--- The exercise ---
Filter the entries, keeping every line with the word "Allianz".

--- Given entries ---
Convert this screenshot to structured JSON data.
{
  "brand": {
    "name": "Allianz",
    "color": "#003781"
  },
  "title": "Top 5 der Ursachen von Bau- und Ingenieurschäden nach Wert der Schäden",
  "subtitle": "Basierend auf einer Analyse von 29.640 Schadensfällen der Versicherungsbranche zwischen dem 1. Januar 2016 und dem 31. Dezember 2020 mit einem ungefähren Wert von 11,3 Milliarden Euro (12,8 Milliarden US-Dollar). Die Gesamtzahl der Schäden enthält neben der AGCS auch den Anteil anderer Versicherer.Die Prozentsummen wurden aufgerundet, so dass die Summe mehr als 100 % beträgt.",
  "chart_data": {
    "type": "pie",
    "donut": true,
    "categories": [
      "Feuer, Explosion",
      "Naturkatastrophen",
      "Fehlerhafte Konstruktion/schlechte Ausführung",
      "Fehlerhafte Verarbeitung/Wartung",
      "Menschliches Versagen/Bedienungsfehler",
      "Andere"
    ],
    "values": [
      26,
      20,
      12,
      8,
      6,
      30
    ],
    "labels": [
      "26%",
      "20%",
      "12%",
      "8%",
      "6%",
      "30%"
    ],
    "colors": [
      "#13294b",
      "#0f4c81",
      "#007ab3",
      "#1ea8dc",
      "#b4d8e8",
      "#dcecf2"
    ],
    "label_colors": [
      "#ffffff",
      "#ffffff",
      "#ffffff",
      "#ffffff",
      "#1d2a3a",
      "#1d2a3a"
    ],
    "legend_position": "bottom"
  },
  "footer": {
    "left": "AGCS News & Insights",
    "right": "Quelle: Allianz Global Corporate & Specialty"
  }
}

--- The completed task ---
    "name": "Allianz",
    "right": "Quelle: Allianz Global Corporate & Specialty"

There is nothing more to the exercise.